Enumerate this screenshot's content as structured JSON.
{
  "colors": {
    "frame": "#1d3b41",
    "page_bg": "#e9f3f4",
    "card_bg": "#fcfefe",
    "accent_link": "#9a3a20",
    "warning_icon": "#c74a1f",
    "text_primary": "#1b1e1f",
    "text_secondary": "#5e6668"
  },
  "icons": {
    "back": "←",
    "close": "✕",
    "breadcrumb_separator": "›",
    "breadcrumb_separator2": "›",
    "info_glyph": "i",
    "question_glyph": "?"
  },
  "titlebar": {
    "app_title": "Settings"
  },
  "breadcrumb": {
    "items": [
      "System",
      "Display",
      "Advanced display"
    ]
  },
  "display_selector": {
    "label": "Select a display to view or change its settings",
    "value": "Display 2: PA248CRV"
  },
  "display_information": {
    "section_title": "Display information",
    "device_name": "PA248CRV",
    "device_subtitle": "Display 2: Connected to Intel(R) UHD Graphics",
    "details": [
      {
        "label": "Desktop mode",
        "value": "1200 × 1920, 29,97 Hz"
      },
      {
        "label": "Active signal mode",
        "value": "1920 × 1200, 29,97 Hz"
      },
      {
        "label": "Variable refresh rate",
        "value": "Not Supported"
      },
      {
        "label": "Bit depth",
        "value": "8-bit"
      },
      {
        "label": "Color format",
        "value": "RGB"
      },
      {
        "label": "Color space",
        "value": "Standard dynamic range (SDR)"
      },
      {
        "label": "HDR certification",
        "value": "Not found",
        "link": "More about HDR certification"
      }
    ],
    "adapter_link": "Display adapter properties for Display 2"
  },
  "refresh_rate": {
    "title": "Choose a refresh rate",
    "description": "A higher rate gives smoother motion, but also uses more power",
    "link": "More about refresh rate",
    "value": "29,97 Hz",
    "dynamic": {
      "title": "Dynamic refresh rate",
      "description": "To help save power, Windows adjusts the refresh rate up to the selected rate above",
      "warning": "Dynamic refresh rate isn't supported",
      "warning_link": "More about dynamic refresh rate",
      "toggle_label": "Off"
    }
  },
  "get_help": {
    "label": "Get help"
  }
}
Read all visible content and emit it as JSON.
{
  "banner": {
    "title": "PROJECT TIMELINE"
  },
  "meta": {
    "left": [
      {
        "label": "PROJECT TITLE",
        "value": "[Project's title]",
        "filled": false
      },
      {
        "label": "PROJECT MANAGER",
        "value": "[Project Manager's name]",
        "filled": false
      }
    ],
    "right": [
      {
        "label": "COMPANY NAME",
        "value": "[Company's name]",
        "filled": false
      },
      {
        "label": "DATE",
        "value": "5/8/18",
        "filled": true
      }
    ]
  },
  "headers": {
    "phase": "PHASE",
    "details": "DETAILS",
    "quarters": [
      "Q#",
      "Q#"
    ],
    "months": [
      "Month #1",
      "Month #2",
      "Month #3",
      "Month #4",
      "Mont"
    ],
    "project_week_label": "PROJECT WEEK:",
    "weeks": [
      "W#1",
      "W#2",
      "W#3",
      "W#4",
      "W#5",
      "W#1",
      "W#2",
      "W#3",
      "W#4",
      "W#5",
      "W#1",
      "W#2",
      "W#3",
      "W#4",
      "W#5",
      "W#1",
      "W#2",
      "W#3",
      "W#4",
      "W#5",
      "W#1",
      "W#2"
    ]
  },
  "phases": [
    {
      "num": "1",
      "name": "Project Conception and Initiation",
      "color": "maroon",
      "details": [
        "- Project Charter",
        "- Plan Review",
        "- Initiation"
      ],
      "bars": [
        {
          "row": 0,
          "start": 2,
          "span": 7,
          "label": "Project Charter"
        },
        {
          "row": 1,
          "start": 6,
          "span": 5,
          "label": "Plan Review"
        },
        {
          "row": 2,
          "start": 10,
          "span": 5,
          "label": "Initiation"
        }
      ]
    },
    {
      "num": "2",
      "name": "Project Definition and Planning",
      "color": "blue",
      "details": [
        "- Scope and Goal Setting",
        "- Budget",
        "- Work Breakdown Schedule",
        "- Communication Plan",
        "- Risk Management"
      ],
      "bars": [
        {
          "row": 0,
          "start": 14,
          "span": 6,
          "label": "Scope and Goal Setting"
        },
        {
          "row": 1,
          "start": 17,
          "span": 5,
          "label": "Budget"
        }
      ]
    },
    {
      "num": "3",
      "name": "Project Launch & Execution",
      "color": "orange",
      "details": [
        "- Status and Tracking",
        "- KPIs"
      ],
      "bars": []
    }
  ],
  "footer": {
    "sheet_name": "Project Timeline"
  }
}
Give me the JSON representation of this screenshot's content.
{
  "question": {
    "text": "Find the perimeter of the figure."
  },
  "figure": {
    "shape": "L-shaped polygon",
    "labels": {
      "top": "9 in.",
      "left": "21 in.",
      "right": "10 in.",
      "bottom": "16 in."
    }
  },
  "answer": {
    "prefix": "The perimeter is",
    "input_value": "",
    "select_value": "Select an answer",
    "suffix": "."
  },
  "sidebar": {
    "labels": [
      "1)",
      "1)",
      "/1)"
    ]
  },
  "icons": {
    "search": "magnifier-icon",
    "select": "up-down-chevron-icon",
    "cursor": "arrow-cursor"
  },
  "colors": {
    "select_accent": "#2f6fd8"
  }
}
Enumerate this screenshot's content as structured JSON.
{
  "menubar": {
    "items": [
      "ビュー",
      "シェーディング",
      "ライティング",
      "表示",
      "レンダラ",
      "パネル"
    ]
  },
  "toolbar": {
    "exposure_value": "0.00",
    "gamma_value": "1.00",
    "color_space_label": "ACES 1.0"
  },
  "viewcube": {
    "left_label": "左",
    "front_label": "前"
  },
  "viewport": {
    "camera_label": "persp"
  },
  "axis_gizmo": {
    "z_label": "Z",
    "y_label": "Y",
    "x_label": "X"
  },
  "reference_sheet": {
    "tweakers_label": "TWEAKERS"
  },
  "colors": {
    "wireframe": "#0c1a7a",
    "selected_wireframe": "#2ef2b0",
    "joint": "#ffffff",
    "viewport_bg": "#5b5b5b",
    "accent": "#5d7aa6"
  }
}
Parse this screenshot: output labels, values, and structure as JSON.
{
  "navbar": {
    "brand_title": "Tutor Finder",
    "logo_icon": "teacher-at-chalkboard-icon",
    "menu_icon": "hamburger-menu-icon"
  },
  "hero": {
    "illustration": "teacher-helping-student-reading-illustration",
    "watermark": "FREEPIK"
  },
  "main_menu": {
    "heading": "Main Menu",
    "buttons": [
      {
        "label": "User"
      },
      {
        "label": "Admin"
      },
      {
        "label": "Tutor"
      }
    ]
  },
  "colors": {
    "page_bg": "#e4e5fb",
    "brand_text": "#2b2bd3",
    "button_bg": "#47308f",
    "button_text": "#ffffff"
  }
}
+ + + + + + +
YOUR INSTRUCTIONS
Take every line that includes the string "labels" and copy it.

ANSWER TO THIS PROBLEM
    "labels": {
    "labels": [
Parse this screenshot: output labels, values, and structure as JSON.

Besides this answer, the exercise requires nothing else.